Records
━━━━━━

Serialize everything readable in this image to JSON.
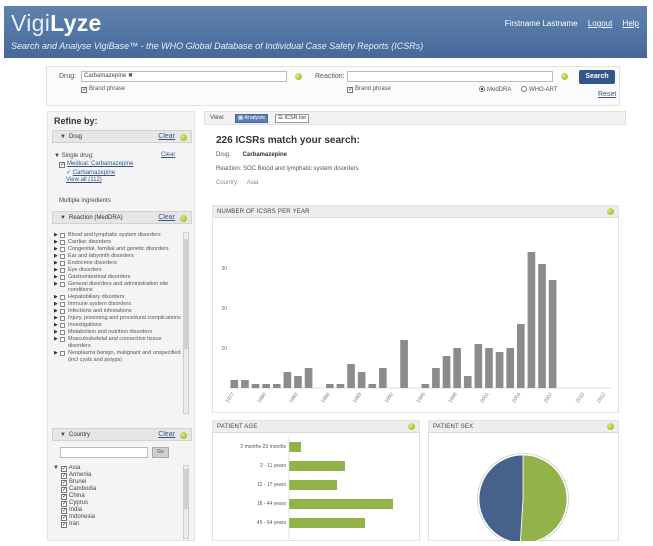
{
  "header": {
    "logo_light": "Vigi",
    "logo_bold": "Lyze",
    "tagline": "Search and Analyse VigiBase™ - the WHO Global Database of Individual Case Safety Reports (ICSRs)",
    "user_name": "Firstname Lastname",
    "logout": "Logout",
    "help": "Help"
  },
  "search": {
    "drug_label": "Drug:",
    "drug_value": "Carbamazepine ✖",
    "drug_check": "Brand phrase",
    "reaction_label": "Reaction:",
    "reaction_value": "",
    "reaction_check": "Brand phrase",
    "radio_meddra": "MedDRA",
    "radio_whoart": "WHO-ART",
    "search_button": "Search",
    "reset_link": "Reset"
  },
  "refine": {
    "title": "Refine by:",
    "drug_section": "Drug",
    "clear": "Clear",
    "single_drug_label": "Single drug:",
    "single_drug_clear": "Clear",
    "single_drug_item": "Medical: Carbamazepine",
    "single_drug_sub": "Carbamazepine",
    "view_all": "View all (112)",
    "multiple_ingredients": "Multiple ingredients",
    "reaction_section": "Reaction (MedDRA)",
    "reaction_tree": [
      "Blood and lymphatic system disorders",
      "Cardiac disorders",
      "Congenital, familial and genetic disorders",
      "Ear and labyrinth disorders",
      "Endocrine disorders",
      "Eye disorders",
      "Gastrointestinal disorders",
      "General disorders and administration site conditions",
      "Hepatobiliary disorders",
      "Immune system disorders",
      "Infections and infestations",
      "Injury, poisoning and procedural complications",
      "Investigations",
      "Metabolism and nutrition disorders",
      "Musculoskeletal and connective tissue disorders",
      "Neoplasms benign, malignant and unspecified (incl cysts and polyps)"
    ],
    "country_section": "Country",
    "country_button": "Go",
    "countries": [
      "Asia",
      "Armenia",
      "Brunei",
      "Cambodia",
      "China",
      "Cyprus",
      "India",
      "Indonesia",
      "Iran"
    ]
  },
  "main": {
    "view_label": "View:",
    "view_analysis": "Analysis",
    "view_icsr_list": "ICSR list",
    "match_title": "226 ICSRs match your search:",
    "drug_line_label": "Drug:",
    "drug_line_value": "Carbamazepine",
    "reaction_line": "Reaction: SOC Blood and lymphatic system disorders",
    "country_line_label": "Country:",
    "country_line_value": "Asia"
  },
  "colors": {
    "header": "#4f73a3",
    "bar": "#8c8c8c",
    "age_bar": "#94b24a",
    "sex_female": "#94b24a",
    "sex_male": "#46628a"
  },
  "chart_data": [
    {
      "type": "bar",
      "title": "NUMBER OF ICSRS PER YEAR",
      "categories": [
        "1977",
        "1978",
        "1979",
        "1980",
        "1981",
        "1982",
        "1983",
        "1984",
        "1985",
        "1986",
        "1987",
        "1988",
        "1989",
        "1990",
        "1991",
        "1992",
        "1993",
        "1994",
        "1995",
        "1996",
        "1997",
        "1998",
        "1999",
        "2000",
        "2001",
        "2002",
        "2003",
        "2004",
        "2005",
        "2006",
        "2007",
        "2008",
        "2009",
        "2010",
        "2011",
        "2012"
      ],
      "values": [
        2,
        2,
        1,
        1,
        1,
        4,
        3,
        5,
        0,
        1,
        1,
        6,
        4,
        1,
        5,
        0,
        12,
        0,
        1,
        5,
        8,
        10,
        3,
        11,
        10,
        9,
        10,
        16,
        34,
        31,
        27,
        0,
        0,
        0,
        0,
        0
      ],
      "ytick_labels": [
        "10",
        "20",
        "30"
      ],
      "xtick_labels": [
        "1977",
        "1980",
        "1983",
        "1986",
        "1989",
        "1992",
        "1995",
        "1998",
        "2001",
        "2004",
        "2007",
        "2010",
        "2012"
      ],
      "ylim": [
        0,
        40
      ]
    },
    {
      "type": "bar",
      "title": "PATIENT AGE",
      "categories": [
        "2 months-23 months",
        "2 - 11 years",
        "12 - 17 years",
        "18 - 44 years",
        "45 - 64 years"
      ],
      "values": [
        3,
        14,
        12,
        26,
        19
      ]
    },
    {
      "type": "pie",
      "title": "PATIENT SEX",
      "categories": [
        "Female",
        "Male"
      ],
      "values": [
        51,
        49
      ]
    }
  ]
}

━━━━━━

** STATED TASK **
Scan the records above for the string "Brand", then select every line that holds it.

** PROBLEM SOLUTION **
    "drug_check": "Brand phrase",
    "reaction_check": "Brand phrase",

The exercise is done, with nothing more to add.